#### What you will do
Leave out the pictures and copy everything else below exactly.
==== Records for the exercise
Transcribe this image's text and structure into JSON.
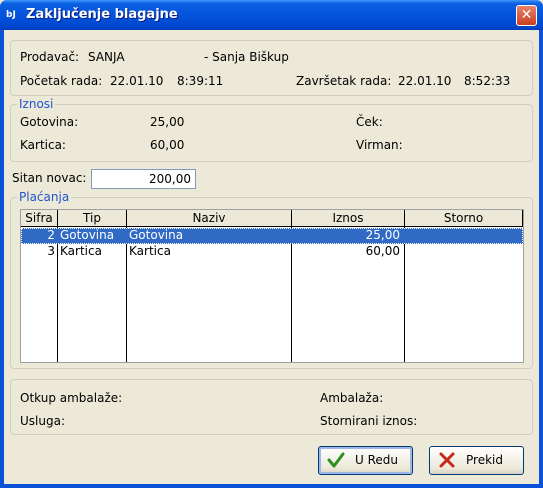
{
  "window": {
    "title": "Zaključenje blagajne",
    "icon_text": "bJ",
    "close_glyph": "✕"
  },
  "header": {
    "prodavac_label": "Prodavač:",
    "prodavac_value": "SANJA",
    "prodavac_name": "- Sanja Bišk­up",
    "pocetak_label": "Početak rada:",
    "pocetak_date": "22.01.10",
    "pocetak_time": "8:39:11",
    "zavrsetak_label": "Završetak rada:",
    "zavrsetak_date": "22.01.10",
    "zavrsetak_time": "8:52:33"
  },
  "iznosi": {
    "title": "Iznosi",
    "gotovina_label": "Gotovina:",
    "gotovina_value": "25,00",
    "kartica_label": "Kartica:",
    "kartica_value": "60,00",
    "cek_label": "Ček:",
    "virman_label": "Virman:"
  },
  "sitan_novac": {
    "label": "Sitan novac:",
    "value": "200,00"
  },
  "placanja": {
    "title": "Plaćanja",
    "columns": [
      "Sifra",
      "Tip",
      "Naziv",
      "Iznos",
      "Storno"
    ],
    "rows": [
      {
        "sifra": "2",
        "tip": "Gotovina",
        "naziv": "Gotovina",
        "iznos": "25,00",
        "storno": ""
      },
      {
        "sifra": "3",
        "tip": "Kartica",
        "naziv": "Kartica",
        "iznos": "60,00",
        "storno": ""
      }
    ]
  },
  "footer": {
    "otkup_label": "Otkup ambalaže:",
    "ambalaza_label": "Ambalaža:",
    "usluga_label": "Usluga:",
    "stornirani_label": "Stornirani iznos:"
  },
  "buttons": {
    "ok_label": "U Redu",
    "cancel_label": "Prekid"
  },
  "colors": {
    "selection": "#316ac5",
    "group_title": "#2154d1"
  }
}
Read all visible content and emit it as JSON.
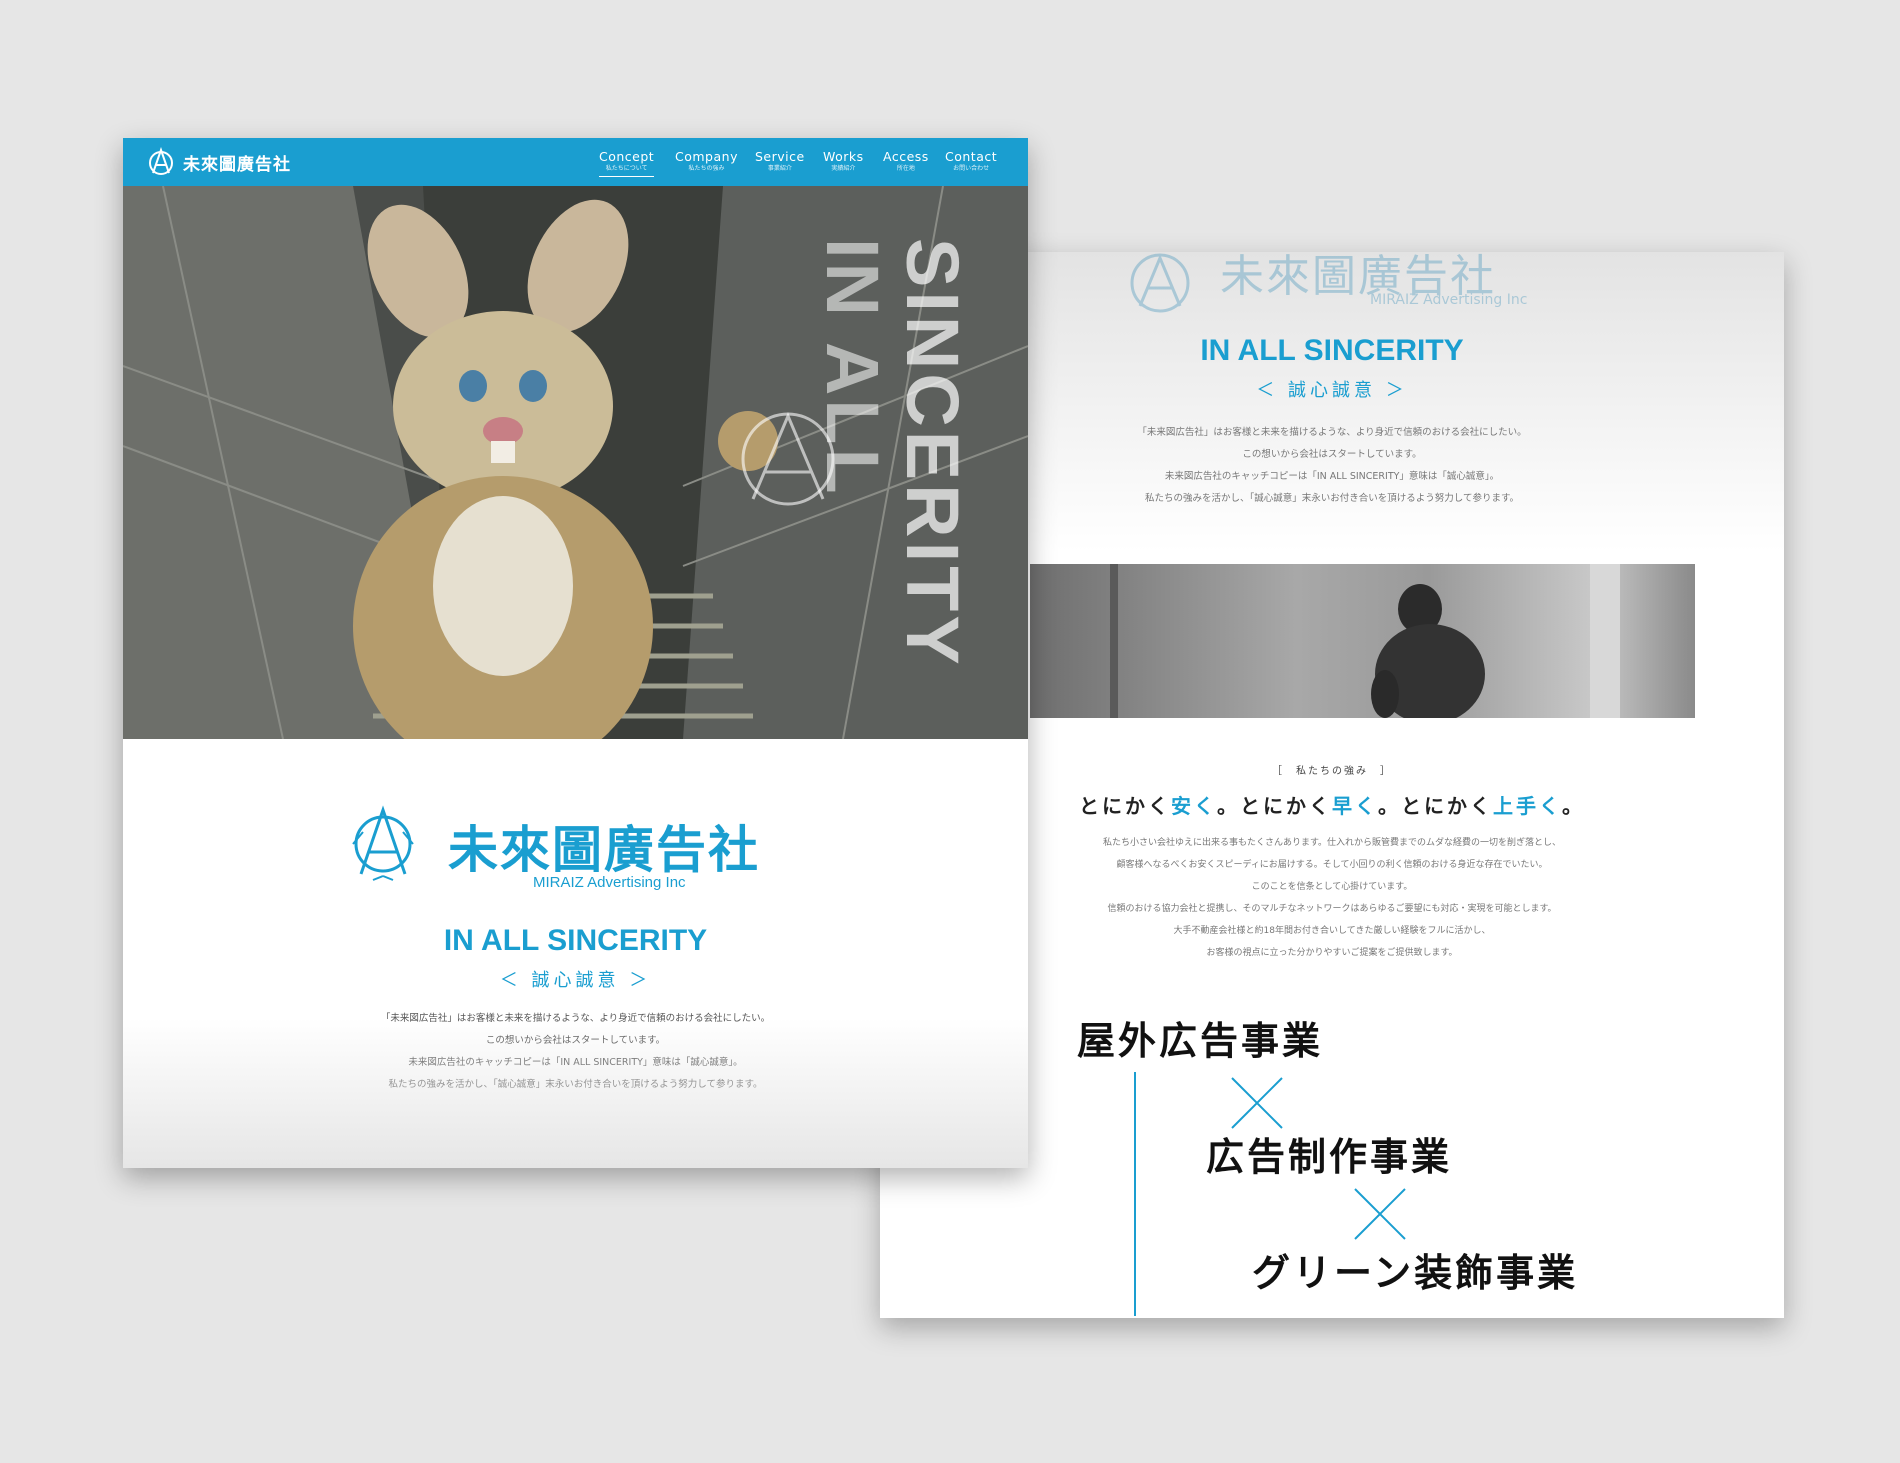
{
  "company": {
    "name_jp": "未來圖廣告社",
    "name_en": "MIRAIZ Advertising Inc"
  },
  "nav": {
    "items": [
      {
        "en": "Concept",
        "jp": "私たちについて"
      },
      {
        "en": "Company",
        "jp": "私たちの強み"
      },
      {
        "en": "Service",
        "jp": "事業紹介"
      },
      {
        "en": "Works",
        "jp": "実績紹介"
      },
      {
        "en": "Access",
        "jp": "所在地"
      },
      {
        "en": "Contact",
        "jp": "お問い合わせ"
      }
    ]
  },
  "hero": {
    "vertical_line1": "IN ALL",
    "vertical_line2": "SINCERITY"
  },
  "slogan": {
    "en": "IN ALL SINCERITY",
    "jp": "＜ 誠心誠意 ＞"
  },
  "intro": [
    "「未来図広告社」はお客様と未来を描けるような、より身近で信頼のおける会社にしたい。",
    "この想いから会社はスタートしています。",
    "未来図広告社のキャッチコピーは「IN ALL SINCERITY」意味は「誠心誠意」。",
    "私たちの強みを活かし、「誠心誠意」末永いお付き合いを頂けるよう努力して参ります。"
  ],
  "strength": {
    "label": "［　私たちの強み　］",
    "title_parts": [
      "とにかく",
      "安く",
      "。とにかく",
      "早く",
      "。とにかく",
      "上手く",
      "。"
    ],
    "body": [
      "私たち小さい会社ゆえに出来る事もたくさんあります。仕入れから販管費までのムダな経費の一切を削ぎ落とし、",
      "顧客様へなるべくお安くスピーディにお届けする。そして小回りの利く信頼のおける身近な存在でいたい。",
      "このことを信条として心掛けています。",
      "信頼のおける協力会社と提携し、そのマルチなネットワークはあらゆるご要望にも対応・実現を可能とします。",
      "大手不動産会社様と約18年間お付き合いしてきた厳しい経験をフルに活かし、",
      "お客様の視点に立った分かりやすいご提案をご提供致します。"
    ]
  },
  "businesses": [
    "屋外広告事業",
    "広告制作事業",
    "グリーン装飾事業"
  ],
  "colors": {
    "accent": "#1a9ed0",
    "background": "#e6e6e6"
  }
}
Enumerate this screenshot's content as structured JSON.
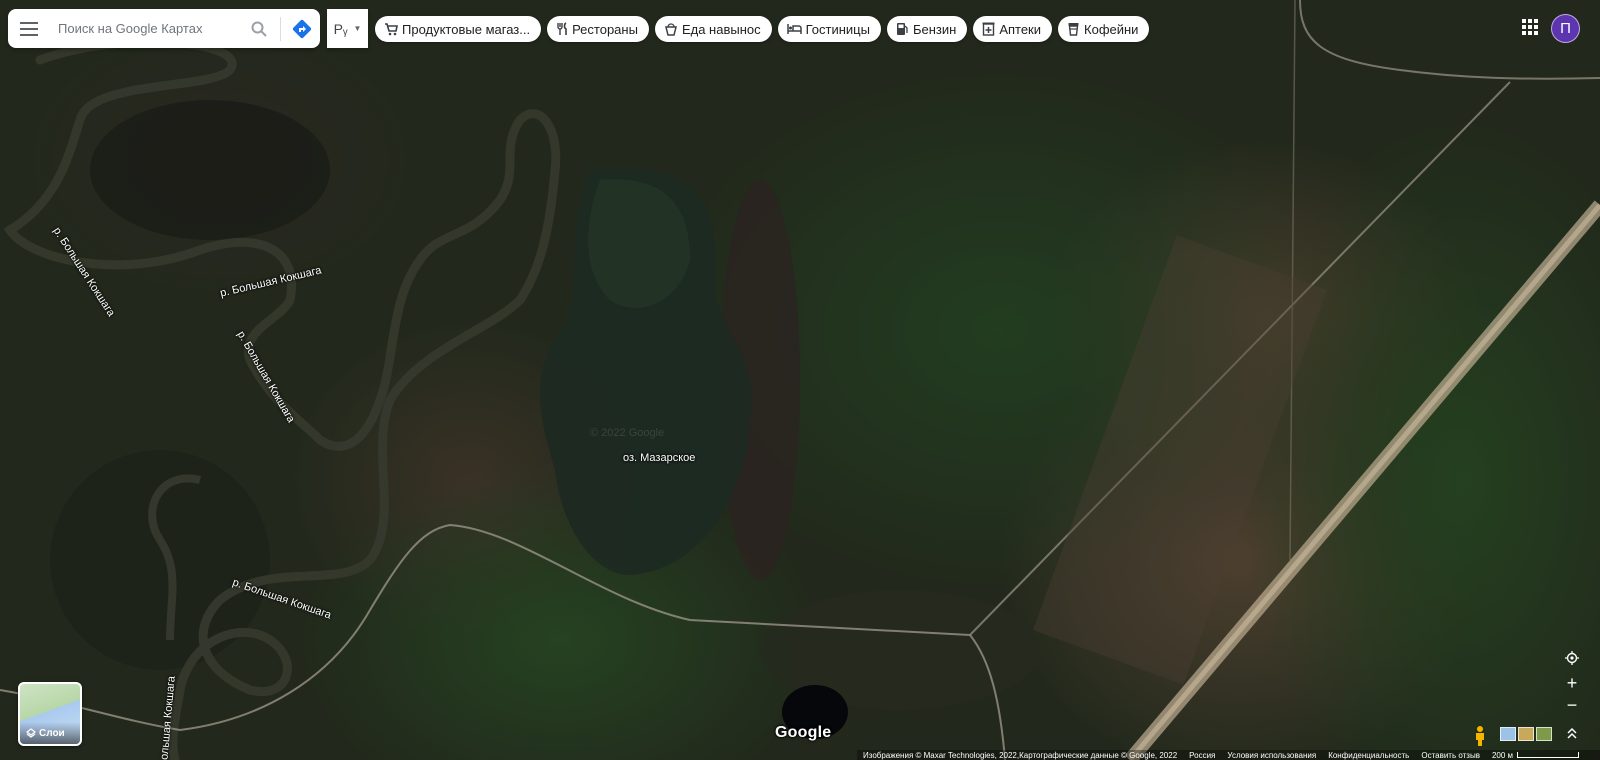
========
#### Exercise solution
Transcribe this image's text and structure into JSON.
{
  "window": {
    "title": "Zaključenje blagajne",
    "icon_text": "bJ",
    "close_glyph": "✕"
  },
  "header": {
    "prodavac_label": "Prodavač:",
    "prodavac_value": "SANJA",
    "prodavac_name": "- Sanja Bišk­up",
    "pocetak_label": "Početak rada:",
    "pocetak_date": "22.01.10",
    "pocetak_time": "8:39:11",
    "zavrsetak_label": "Završetak rada:",
    "zavrsetak_date": "22.01.10",
    "zavrsetak_time": "8:52:33"
  },
  "iznosi": {
    "title": "Iznosi",
    "gotovina_label": "Gotovina:",
    "gotovina_value": "25,00",
    "kartica_label": "Kartica:",
    "kartica_value": "60,00",
    "cek_label": "Ček:",
    "virman_label": "Virman:"
  },
  "sitan_novac": {
    "label": "Sitan novac:",
    "value": "200,00"
  },
  "placanja": {
    "title": "Plaćanja",
    "columns": [
      "Sifra",
      "Tip",
      "Naziv",
      "Iznos",
      "Storno"
    ],
    "rows": [
      {
        "sifra": "2",
        "tip": "Gotovina",
        "naziv": "Gotovina",
        "iznos": "25,00",
        "storno": ""
      },
      {
        "sifra": "3",
        "tip": "Kartica",
        "naziv": "Kartica",
        "iznos": "60,00",
        "storno": ""
      }
    ]
  },
  "footer": {
    "otkup_label": "Otkup ambalaže:",
    "ambalaza_label": "Ambalaža:",
    "usluga_label": "Usluga:",
    "stornirani_label": "Stornirani iznos:"
  },
  "buttons": {
    "ok_label": "U Redu",
    "cancel_label": "Prekid"
  },
  "colors": {
    "selection": "#316ac5",
    "group_title": "#2154d1"
  }
}
Read all visible content and emit it as JSON.
{
  "company": {
    "name_jp": "未來圖廣告社",
    "name_en": "MIRAIZ Advertising Inc"
  },
  "nav": {
    "items": [
      {
        "en": "Concept",
        "jp": "私たちについて"
      },
      {
        "en": "Company",
        "jp": "私たちの強み"
      },
      {
        "en": "Service",
        "jp": "事業紹介"
      },
      {
        "en": "Works",
        "jp": "実績紹介"
      },
      {
        "en": "Access",
        "jp": "所在地"
      },
      {
        "en": "Contact",
        "jp": "お問い合わせ"
      }
    ]
  },
  "hero": {
    "vertical_line1": "IN ALL",
    "vertical_line2": "SINCERITY"
  },
  "slogan": {
    "en": "IN ALL SINCERITY",
    "jp": "＜ 誠心誠意 ＞"
  },
  "intro": [
    "「未来図広告社」はお客様と未来を描けるような、より身近で信頼のおける会社にしたい。",
    "この想いから会社はスタートしています。",
    "未来図広告社のキャッチコピーは「IN ALL SINCERITY」意味は「誠心誠意」。",
    "私たちの強みを活かし、「誠心誠意」末永いお付き合いを頂けるよう努力して参ります。"
  ],
  "strength": {
    "label": "［　私たちの強み　］",
    "title_parts": [
      "とにかく",
      "安く",
      "。とにかく",
      "早く",
      "。とにかく",
      "上手く",
      "。"
    ],
    "body": [
      "私たち小さい会社ゆえに出来る事もたくさんあります。仕入れから販管費までのムダな経費の一切を削ぎ落とし、",
      "顧客様へなるべくお安くスピーディにお届けする。そして小回りの利く信頼のおける身近な存在でいたい。",
      "このことを信条として心掛けています。",
      "信頼のおける協力会社と提携し、そのマルチなネットワークはあらゆるご要望にも対応・実現を可能とします。",
      "大手不動産会社様と約18年間お付き合いしてきた厳しい経験をフルに活かし、",
      "お客様の視点に立った分かりやすいご提案をご提供致します。"
    ]
  },
  "businesses": [
    "屋外広告事業",
    "広告制作事業",
    "グリーン装飾事業"
  ],
  "colors": {
    "accent": "#1a9ed0",
    "background": "#e6e6e6"
  }
}
Enumerate this screenshot's content as structured JSON.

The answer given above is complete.